## Stored data
==========

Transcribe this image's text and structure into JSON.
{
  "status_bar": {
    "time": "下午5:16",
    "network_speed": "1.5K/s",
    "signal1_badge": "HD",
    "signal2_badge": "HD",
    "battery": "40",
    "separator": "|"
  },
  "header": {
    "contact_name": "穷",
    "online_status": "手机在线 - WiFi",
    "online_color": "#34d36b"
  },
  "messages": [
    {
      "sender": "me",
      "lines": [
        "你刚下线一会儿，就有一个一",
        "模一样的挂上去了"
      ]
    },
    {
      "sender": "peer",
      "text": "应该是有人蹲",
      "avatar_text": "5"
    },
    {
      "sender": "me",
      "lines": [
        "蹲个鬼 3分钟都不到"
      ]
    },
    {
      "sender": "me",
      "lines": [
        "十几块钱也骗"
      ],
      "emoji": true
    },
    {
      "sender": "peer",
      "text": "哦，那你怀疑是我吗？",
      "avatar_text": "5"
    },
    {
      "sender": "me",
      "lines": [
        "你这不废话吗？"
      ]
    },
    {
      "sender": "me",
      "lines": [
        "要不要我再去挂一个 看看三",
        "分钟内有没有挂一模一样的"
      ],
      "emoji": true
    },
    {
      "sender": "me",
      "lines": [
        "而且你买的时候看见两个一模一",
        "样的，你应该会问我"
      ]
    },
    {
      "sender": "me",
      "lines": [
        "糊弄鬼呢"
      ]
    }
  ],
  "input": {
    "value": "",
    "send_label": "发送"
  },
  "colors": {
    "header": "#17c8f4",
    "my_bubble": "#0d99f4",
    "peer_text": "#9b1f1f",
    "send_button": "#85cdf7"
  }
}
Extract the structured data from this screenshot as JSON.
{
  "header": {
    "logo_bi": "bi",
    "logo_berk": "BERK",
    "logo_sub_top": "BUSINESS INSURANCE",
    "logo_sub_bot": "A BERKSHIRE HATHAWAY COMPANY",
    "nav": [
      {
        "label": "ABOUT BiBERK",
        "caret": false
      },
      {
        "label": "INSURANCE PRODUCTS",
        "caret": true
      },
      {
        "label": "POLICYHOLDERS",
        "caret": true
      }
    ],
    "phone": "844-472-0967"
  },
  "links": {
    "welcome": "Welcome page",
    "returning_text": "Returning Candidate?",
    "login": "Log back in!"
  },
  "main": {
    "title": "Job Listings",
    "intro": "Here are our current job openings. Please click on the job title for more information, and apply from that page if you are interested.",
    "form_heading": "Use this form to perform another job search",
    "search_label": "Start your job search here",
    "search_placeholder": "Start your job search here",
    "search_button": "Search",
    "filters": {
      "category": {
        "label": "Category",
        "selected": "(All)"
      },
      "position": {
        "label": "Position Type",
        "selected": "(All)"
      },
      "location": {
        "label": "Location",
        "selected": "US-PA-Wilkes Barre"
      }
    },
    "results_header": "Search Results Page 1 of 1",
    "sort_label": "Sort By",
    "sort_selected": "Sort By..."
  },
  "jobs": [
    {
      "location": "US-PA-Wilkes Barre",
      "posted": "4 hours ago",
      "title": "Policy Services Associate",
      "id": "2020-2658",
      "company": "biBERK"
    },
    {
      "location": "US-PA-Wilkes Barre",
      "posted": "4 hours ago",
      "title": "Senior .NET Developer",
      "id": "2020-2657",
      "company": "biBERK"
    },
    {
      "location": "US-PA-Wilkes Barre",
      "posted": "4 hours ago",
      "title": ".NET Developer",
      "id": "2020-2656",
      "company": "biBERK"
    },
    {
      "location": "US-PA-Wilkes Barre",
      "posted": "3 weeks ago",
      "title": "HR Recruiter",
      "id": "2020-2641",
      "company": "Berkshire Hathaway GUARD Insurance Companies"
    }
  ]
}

==========

## PROBLEM DESCRIPTION
The data above must be returned in full, exactly as written.

## COMPLETE RESPONSE
Transcribe this image's text and structure into JSON.
{
  "status_bar": {
    "time": "下午5:16",
    "network_speed": "1.5K/s",
    "signal1_badge": "HD",
    "signal2_badge": "HD",
    "battery": "40",
    "separator": "|"
  },
  "header": {
    "contact_name": "穷",
    "online_status": "手机在线 - WiFi",
    "online_color": "#34d36b"
  },
  "messages": [
    {
      "sender": "me",
      "lines": [
        "你刚下线一会儿，就有一个一",
        "模一样的挂上去了"
      ]
    },
    {
      "sender": "peer",
      "text": "应该是有人蹲",
      "avatar_text": "5"
    },
    {
      "sender": "me",
      "lines": [
        "蹲个鬼 3分钟都不到"
      ]
    },
    {
      "sender": "me",
      "lines": [
        "十几块钱也骗"
      ],
      "emoji": true
    },
    {
      "sender": "peer",
      "text": "哦，那你怀疑是我吗？",
      "avatar_text": "5"
    },
    {
      "sender": "me",
      "lines": [
        "你这不废话吗？"
      ]
    },
    {
      "sender": "me",
      "lines": [
        "要不要我再去挂一个 看看三",
        "分钟内有没有挂一模一样的"
      ],
      "emoji": true
    },
    {
      "sender": "me",
      "lines": [
        "而且你买的时候看见两个一模一",
        "样的，你应该会问我"
      ]
    },
    {
      "sender": "me",
      "lines": [
        "糊弄鬼呢"
      ]
    }
  ],
  "input": {
    "value": "",
    "send_label": "发送"
  },
  "colors": {
    "header": "#17c8f4",
    "my_bubble": "#0d99f4",
    "peer_text": "#9b1f1f",
    "send_button": "#85cdf7"
  }
}
Extract the structured data from this screenshot as JSON.
{
  "header": {
    "logo_bi": "bi",
    "logo_berk": "BERK",
    "logo_sub_top": "BUSINESS INSURANCE",
    "logo_sub_bot": "A BERKSHIRE HATHAWAY COMPANY",
    "nav": [
      {
        "label": "ABOUT BiBERK",
        "caret": false
      },
      {
        "label": "INSURANCE PRODUCTS",
        "caret": true
      },
      {
        "label": "POLICYHOLDERS",
        "caret": true
      }
    ],
    "phone": "844-472-0967"
  },
  "links": {
    "welcome": "Welcome page",
    "returning_text": "Returning Candidate?",
    "login": "Log back in!"
  },
  "main": {
    "title": "Job Listings",
    "intro": "Here are our current job openings. Please click on the job title for more information, and apply from that page if you are interested.",
    "form_heading": "Use this form to perform another job search",
    "search_label": "Start your job search here",
    "search_placeholder": "Start your job search here",
    "search_button": "Search",
    "filters": {
      "category": {
        "label": "Category",
        "selected": "(All)"
      },
      "position": {
        "label": "Position Type",
        "selected": "(All)"
      },
      "location": {
        "label": "Location",
        "selected": "US-PA-Wilkes Barre"
      }
    },
    "results_header": "Search Results Page 1 of 1",
    "sort_label": "Sort By",
    "sort_selected": "Sort By..."
  },
  "jobs": [
    {
      "location": "US-PA-Wilkes Barre",
      "posted": "4 hours ago",
      "title": "Policy Services Associate",
      "id": "2020-2658",
      "company": "biBERK"
    },
    {
      "location": "US-PA-Wilkes Barre",
      "posted": "4 hours ago",
      "title": "Senior .NET Developer",
      "id": "2020-2657",
      "company": "biBERK"
    },
    {
      "location": "US-PA-Wilkes Barre",
      "posted": "4 hours ago",
      "title": ".NET Developer",
      "id": "2020-2656",
      "company": "biBERK"
    },
    {
      "location": "US-PA-Wilkes Barre",
      "posted": "3 weeks ago",
      "title": "HR Recruiter",
      "id": "2020-2641",
      "company": "Berkshire Hathaway GUARD Insurance Companies"
    }
  ]
}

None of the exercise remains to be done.